Stored items:

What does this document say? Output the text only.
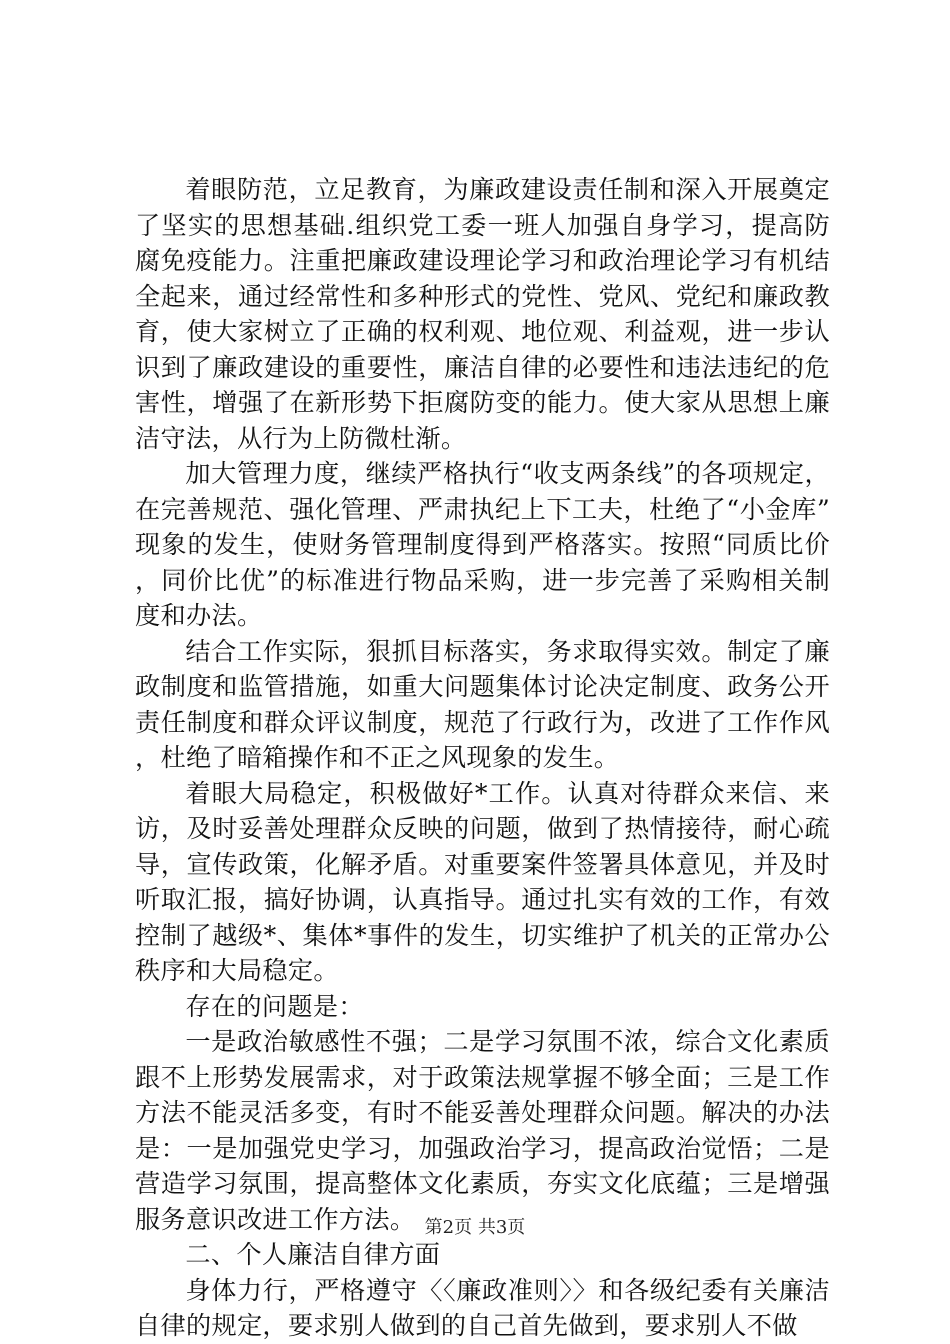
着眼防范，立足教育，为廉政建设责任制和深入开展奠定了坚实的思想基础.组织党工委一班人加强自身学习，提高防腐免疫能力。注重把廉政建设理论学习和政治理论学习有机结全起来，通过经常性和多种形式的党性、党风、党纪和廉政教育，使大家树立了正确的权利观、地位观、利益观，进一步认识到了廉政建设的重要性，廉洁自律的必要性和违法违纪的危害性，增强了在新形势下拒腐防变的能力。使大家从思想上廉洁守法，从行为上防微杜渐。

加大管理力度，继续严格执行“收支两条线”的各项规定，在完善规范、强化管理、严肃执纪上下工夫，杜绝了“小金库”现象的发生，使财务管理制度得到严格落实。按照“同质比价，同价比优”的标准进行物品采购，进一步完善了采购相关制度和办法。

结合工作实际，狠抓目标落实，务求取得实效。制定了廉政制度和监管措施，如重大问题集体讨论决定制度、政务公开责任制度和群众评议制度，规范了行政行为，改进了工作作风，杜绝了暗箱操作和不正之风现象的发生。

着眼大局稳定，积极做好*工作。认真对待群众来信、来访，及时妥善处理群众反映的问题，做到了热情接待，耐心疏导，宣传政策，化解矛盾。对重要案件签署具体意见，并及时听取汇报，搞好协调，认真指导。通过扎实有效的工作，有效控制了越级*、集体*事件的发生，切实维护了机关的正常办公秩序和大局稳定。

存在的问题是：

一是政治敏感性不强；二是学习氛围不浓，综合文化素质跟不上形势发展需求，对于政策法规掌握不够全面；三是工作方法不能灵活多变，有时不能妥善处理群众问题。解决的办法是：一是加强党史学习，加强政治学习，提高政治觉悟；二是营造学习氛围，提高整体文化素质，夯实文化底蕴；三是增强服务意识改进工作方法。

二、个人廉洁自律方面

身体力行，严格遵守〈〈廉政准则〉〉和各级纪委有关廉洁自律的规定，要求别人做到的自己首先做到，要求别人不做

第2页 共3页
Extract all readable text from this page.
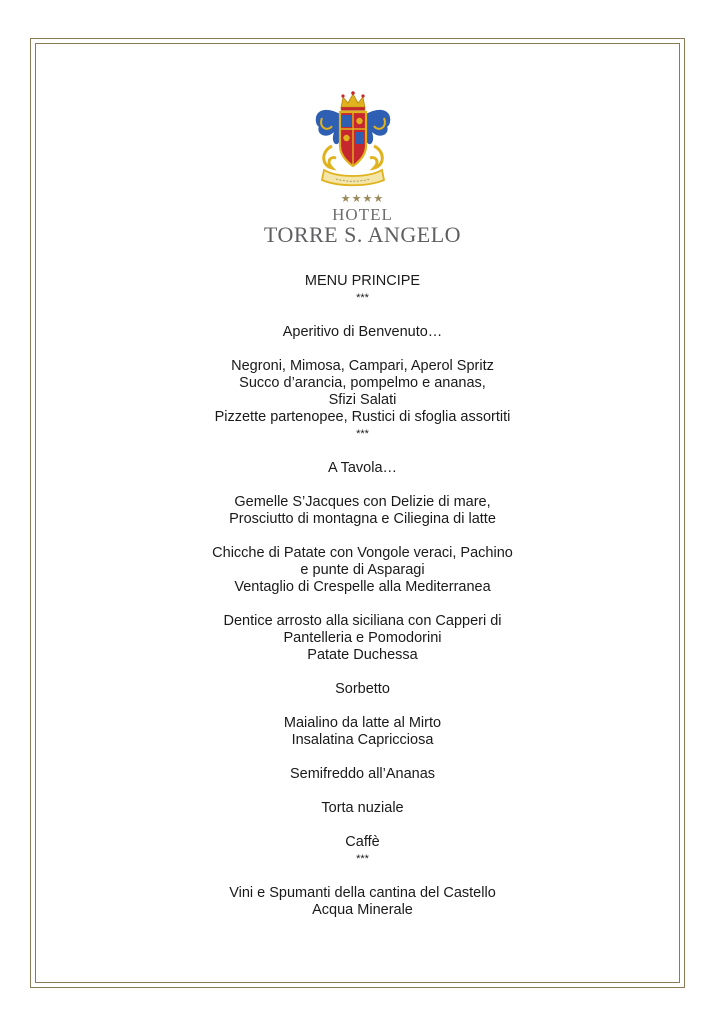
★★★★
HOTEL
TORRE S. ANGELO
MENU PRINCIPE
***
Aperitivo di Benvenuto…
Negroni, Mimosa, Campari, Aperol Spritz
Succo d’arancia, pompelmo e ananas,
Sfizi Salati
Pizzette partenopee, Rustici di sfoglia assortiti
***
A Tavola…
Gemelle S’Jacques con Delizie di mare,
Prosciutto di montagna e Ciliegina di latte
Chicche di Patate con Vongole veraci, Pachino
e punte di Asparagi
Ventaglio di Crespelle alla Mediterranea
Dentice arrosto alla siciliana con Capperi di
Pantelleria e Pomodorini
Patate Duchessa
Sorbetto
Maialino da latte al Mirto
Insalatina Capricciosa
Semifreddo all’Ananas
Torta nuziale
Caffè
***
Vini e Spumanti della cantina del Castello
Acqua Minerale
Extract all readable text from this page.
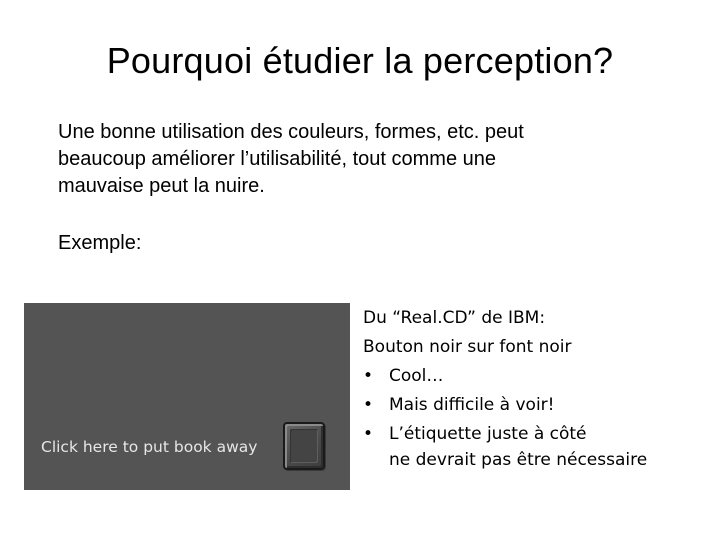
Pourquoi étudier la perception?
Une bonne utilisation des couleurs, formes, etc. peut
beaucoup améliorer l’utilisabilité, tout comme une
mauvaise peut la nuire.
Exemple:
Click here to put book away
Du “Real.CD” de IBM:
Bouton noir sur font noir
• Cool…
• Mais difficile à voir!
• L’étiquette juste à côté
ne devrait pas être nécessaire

- What is needed
Filter the records above for lines containing the word "peut", and copy those lines.

- Task response
Une bonne utilisation des couleurs, formes, etc. peut
mauvaise peut la nuire.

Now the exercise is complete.